THE PROBLEM => The finished copy should match every record exactly and contain no pictures.

LISTED ENTRIES =>

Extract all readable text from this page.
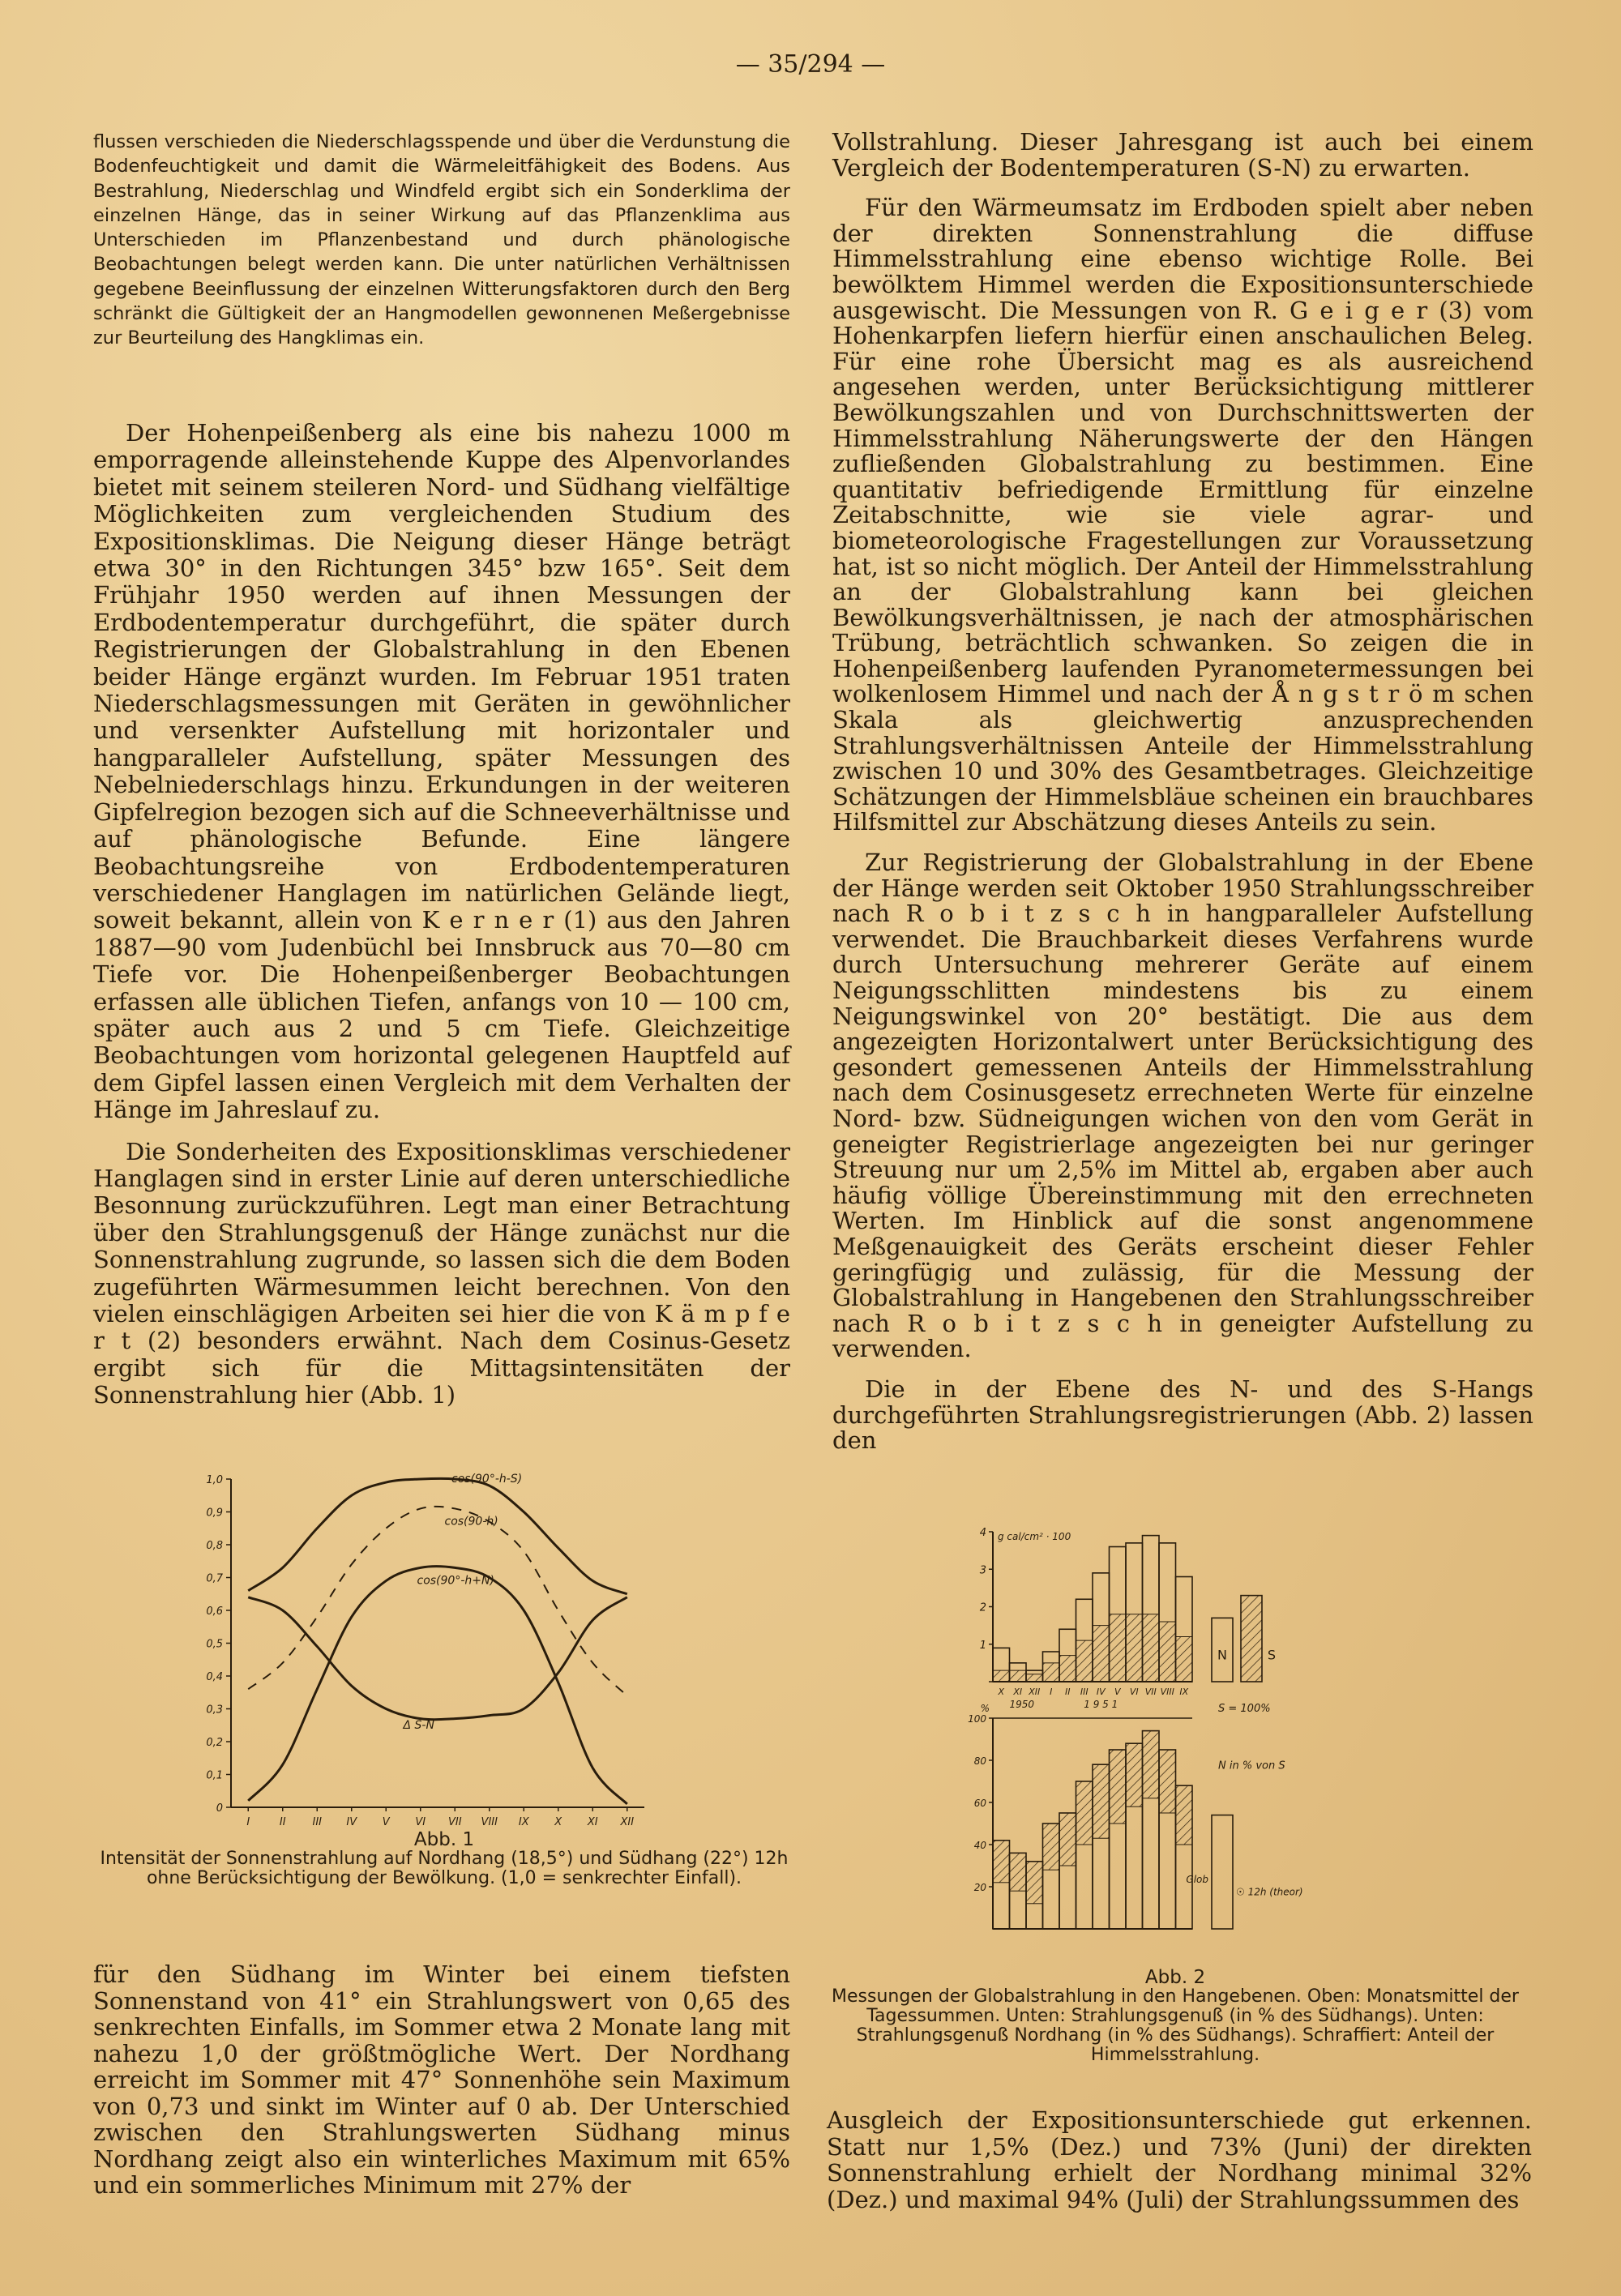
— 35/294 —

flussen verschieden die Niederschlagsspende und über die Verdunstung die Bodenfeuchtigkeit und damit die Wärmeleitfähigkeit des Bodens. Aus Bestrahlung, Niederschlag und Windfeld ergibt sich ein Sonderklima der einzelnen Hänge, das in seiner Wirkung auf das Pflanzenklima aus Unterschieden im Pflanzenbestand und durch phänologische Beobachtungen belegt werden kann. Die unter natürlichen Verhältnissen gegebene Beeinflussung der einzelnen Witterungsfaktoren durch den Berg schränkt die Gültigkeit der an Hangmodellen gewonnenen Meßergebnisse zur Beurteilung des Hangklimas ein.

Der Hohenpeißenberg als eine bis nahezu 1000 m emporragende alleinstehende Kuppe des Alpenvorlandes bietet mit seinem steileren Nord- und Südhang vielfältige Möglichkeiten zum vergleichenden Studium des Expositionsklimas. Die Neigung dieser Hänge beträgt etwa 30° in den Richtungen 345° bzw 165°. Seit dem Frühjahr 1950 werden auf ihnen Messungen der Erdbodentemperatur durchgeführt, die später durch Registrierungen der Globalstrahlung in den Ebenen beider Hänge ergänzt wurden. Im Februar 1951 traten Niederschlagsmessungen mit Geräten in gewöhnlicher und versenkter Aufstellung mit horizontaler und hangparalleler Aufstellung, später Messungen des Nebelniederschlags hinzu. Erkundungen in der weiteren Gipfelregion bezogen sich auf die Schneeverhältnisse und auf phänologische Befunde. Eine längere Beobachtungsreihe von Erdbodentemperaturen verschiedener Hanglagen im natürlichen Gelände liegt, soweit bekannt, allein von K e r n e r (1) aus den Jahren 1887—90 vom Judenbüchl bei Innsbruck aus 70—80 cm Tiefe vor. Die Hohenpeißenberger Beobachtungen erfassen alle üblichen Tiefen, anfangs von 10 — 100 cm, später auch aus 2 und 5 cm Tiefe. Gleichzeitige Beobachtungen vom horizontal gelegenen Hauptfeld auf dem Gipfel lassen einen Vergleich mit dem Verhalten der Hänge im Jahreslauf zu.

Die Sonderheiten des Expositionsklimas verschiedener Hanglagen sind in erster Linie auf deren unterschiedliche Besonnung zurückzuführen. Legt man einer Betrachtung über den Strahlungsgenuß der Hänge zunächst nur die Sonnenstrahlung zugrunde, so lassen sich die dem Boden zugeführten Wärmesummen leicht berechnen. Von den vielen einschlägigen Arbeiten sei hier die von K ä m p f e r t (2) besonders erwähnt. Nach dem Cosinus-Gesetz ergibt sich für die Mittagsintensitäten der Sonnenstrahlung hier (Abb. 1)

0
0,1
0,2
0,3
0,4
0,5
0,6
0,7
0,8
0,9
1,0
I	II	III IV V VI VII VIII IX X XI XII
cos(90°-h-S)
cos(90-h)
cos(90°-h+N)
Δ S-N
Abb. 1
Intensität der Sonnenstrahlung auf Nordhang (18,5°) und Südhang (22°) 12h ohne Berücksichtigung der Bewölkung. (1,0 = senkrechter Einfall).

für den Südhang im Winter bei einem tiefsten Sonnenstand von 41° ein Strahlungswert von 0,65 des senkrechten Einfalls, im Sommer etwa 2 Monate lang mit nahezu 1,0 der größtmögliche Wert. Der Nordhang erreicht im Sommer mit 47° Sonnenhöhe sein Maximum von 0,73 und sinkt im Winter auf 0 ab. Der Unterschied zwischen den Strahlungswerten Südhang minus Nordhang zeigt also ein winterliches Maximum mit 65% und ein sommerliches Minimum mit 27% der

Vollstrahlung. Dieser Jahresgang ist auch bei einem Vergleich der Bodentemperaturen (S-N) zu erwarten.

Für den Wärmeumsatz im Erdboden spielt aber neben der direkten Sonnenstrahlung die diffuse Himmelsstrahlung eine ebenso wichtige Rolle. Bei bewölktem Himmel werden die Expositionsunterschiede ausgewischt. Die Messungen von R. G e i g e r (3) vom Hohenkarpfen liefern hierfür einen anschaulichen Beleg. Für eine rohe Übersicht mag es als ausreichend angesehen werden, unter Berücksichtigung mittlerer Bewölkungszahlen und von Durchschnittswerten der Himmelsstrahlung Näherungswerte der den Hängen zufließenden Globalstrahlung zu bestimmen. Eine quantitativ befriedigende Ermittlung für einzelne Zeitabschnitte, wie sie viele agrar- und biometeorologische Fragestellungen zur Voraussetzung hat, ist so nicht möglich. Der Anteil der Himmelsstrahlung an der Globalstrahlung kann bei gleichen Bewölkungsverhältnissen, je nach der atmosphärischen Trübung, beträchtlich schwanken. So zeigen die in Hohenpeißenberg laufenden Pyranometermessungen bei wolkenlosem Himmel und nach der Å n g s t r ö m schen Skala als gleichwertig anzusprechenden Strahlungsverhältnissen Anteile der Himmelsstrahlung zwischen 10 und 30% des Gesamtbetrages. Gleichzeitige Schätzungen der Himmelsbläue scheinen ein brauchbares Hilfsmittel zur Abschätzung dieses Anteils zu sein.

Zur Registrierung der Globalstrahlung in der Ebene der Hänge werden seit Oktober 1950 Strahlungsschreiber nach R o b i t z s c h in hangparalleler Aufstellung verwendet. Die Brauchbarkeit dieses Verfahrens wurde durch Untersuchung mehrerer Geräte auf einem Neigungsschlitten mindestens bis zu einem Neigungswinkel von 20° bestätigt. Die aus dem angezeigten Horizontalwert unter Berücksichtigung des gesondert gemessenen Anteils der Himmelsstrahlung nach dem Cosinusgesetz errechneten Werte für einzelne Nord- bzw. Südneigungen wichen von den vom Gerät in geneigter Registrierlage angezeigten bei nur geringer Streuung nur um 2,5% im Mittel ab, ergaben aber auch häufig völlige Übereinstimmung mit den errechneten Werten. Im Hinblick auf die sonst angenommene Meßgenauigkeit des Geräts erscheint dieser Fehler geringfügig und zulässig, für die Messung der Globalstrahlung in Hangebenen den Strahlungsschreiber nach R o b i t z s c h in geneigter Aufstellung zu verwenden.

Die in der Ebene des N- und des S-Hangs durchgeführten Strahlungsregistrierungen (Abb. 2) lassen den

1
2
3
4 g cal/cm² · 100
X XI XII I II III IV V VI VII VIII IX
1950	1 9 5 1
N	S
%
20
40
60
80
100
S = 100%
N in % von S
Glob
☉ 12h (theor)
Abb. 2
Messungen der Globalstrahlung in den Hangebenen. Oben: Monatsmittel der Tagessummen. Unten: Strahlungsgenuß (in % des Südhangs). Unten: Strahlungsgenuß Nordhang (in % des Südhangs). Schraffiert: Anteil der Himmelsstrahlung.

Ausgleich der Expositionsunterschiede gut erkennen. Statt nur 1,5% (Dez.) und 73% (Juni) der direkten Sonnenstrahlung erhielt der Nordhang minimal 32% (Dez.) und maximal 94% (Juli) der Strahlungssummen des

FINISHED TASK =>
Extract all readable text from this page.
— 35/294 —

flussen verschieden die Niederschlagsspende und über die Verdunstung die Bodenfeuchtigkeit und damit die Wärmeleitfähigkeit des Bodens. Aus Bestrahlung, Niederschlag und Windfeld ergibt sich ein Sonderklima der einzelnen Hänge, das in seiner Wirkung auf das Pflanzenklima aus Unterschieden im Pflanzenbestand und durch phänologische Beobachtungen belegt werden kann. Die unter natürlichen Verhältnissen gegebene Beeinflussung der einzelnen Witterungsfaktoren durch den Berg schränkt die Gültigkeit der an Hangmodellen gewonnenen Meßergebnisse zur Beurteilung des Hangklimas ein.

Der Hohenpeißenberg als eine bis nahezu 1000 m emporragende alleinstehende Kuppe des Alpenvorlandes bietet mit seinem steileren Nord- und Südhang vielfältige Möglichkeiten zum vergleichenden Studium des Expositionsklimas. Die Neigung dieser Hänge beträgt etwa 30° in den Richtungen 345° bzw 165°. Seit dem Frühjahr 1950 werden auf ihnen Messungen der Erdbodentemperatur durchgeführt, die später durch Registrierungen der Globalstrahlung in den Ebenen beider Hänge ergänzt wurden. Im Februar 1951 traten Niederschlagsmessungen mit Geräten in gewöhnlicher und versenkter Aufstellung mit horizontaler und hangparalleler Aufstellung, später Messungen des Nebelniederschlags hinzu. Erkundungen in der weiteren Gipfelregion bezogen sich auf die Schneeverhältnisse und auf phänologische Befunde. Eine längere Beobachtungsreihe von Erdbodentemperaturen verschiedener Hanglagen im natürlichen Gelände liegt, soweit bekannt, allein von K e r n e r (1) aus den Jahren 1887—90 vom Judenbüchl bei Innsbruck aus 70—80 cm Tiefe vor. Die Hohenpeißenberger Beobachtungen erfassen alle üblichen Tiefen, anfangs von 10 — 100 cm, später auch aus 2 und 5 cm Tiefe. Gleichzeitige Beobachtungen vom horizontal gelegenen Hauptfeld auf dem Gipfel lassen einen Vergleich mit dem Verhalten der Hänge im Jahreslauf zu.

Die Sonderheiten des Expositionsklimas verschiedener Hanglagen sind in erster Linie auf deren unterschiedliche Besonnung zurückzuführen. Legt man einer Betrachtung über den Strahlungsgenuß der Hänge zunächst nur die Sonnenstrahlung zugrunde, so lassen sich die dem Boden zugeführten Wärmesummen leicht berechnen. Von den vielen einschlägigen Arbeiten sei hier die von K ä m p f e r t (2) besonders erwähnt. Nach dem Cosinus-Gesetz ergibt sich für die Mittagsintensitäten der Sonnenstrahlung hier (Abb. 1)

0
0,1
0,2
0,3
0,4
0,5
0,6
0,7
0,8
0,9
1,0
I	II	III IV V VI VII VIII IX X XI XII
cos(90°-h-S)
cos(90-h)
cos(90°-h+N)
Δ S-N
Abb. 1
Intensität der Sonnenstrahlung auf Nordhang (18,5°) und Südhang (22°) 12h ohne Berücksichtigung der Bewölkung. (1,0 = senkrechter Einfall).

für den Südhang im Winter bei einem tiefsten Sonnenstand von 41° ein Strahlungswert von 0,65 des senkrechten Einfalls, im Sommer etwa 2 Monate lang mit nahezu 1,0 der größtmögliche Wert. Der Nordhang erreicht im Sommer mit 47° Sonnenhöhe sein Maximum von 0,73 und sinkt im Winter auf 0 ab. Der Unterschied zwischen den Strahlungswerten Südhang minus Nordhang zeigt also ein winterliches Maximum mit 65% und ein sommerliches Minimum mit 27% der

Vollstrahlung. Dieser Jahresgang ist auch bei einem Vergleich der Bodentemperaturen (S-N) zu erwarten.

Für den Wärmeumsatz im Erdboden spielt aber neben der direkten Sonnenstrahlung die diffuse Himmelsstrahlung eine ebenso wichtige Rolle. Bei bewölktem Himmel werden die Expositionsunterschiede ausgewischt. Die Messungen von R. G e i g e r (3) vom Hohenkarpfen liefern hierfür einen anschaulichen Beleg. Für eine rohe Übersicht mag es als ausreichend angesehen werden, unter Berücksichtigung mittlerer Bewölkungszahlen und von Durchschnittswerten der Himmelsstrahlung Näherungswerte der den Hängen zufließenden Globalstrahlung zu bestimmen. Eine quantitativ befriedigende Ermittlung für einzelne Zeitabschnitte, wie sie viele agrar- und biometeorologische Fragestellungen zur Voraussetzung hat, ist so nicht möglich. Der Anteil der Himmelsstrahlung an der Globalstrahlung kann bei gleichen Bewölkungsverhältnissen, je nach der atmosphärischen Trübung, beträchtlich schwanken. So zeigen die in Hohenpeißenberg laufenden Pyranometermessungen bei wolkenlosem Himmel und nach der Å n g s t r ö m schen Skala als gleichwertig anzusprechenden Strahlungsverhältnissen Anteile der Himmelsstrahlung zwischen 10 und 30% des Gesamtbetrages. Gleichzeitige Schätzungen der Himmelsbläue scheinen ein brauchbares Hilfsmittel zur Abschätzung dieses Anteils zu sein.

Zur Registrierung der Globalstrahlung in der Ebene der Hänge werden seit Oktober 1950 Strahlungsschreiber nach R o b i t z s c h in hangparalleler Aufstellung verwendet. Die Brauchbarkeit dieses Verfahrens wurde durch Untersuchung mehrerer Geräte auf einem Neigungsschlitten mindestens bis zu einem Neigungswinkel von 20° bestätigt. Die aus dem angezeigten Horizontalwert unter Berücksichtigung des gesondert gemessenen Anteils der Himmelsstrahlung nach dem Cosinusgesetz errechneten Werte für einzelne Nord- bzw. Südneigungen wichen von den vom Gerät in geneigter Registrierlage angezeigten bei nur geringer Streuung nur um 2,5% im Mittel ab, ergaben aber auch häufig völlige Übereinstimmung mit den errechneten Werten. Im Hinblick auf die sonst angenommene Meßgenauigkeit des Geräts erscheint dieser Fehler geringfügig und zulässig, für die Messung der Globalstrahlung in Hangebenen den Strahlungsschreiber nach R o b i t z s c h in geneigter Aufstellung zu verwenden.

Die in der Ebene des N- und des S-Hangs durchgeführten Strahlungsregistrierungen (Abb. 2) lassen den

1
2
3
4 g cal/cm² · 100
X XI XII I II III IV V VI VII VIII IX
1950	1 9 5 1
N	S
%
20
40
60
80
100
S = 100%
N in % von S
Glob
☉ 12h (theor)
Abb. 2
Messungen der Globalstrahlung in den Hangebenen. Oben: Monatsmittel der Tagessummen. Unten: Strahlungsgenuß (in % des Südhangs). Unten: Strahlungsgenuß Nordhang (in % des Südhangs). Schraffiert: Anteil der Himmelsstrahlung.

Ausgleich der Expositionsunterschiede gut erkennen. Statt nur 1,5% (Dez.) und 73% (Juni) der direkten Sonnenstrahlung erhielt der Nordhang minimal 32% (Dez.) und maximal 94% (Juli) der Strahlungssummen des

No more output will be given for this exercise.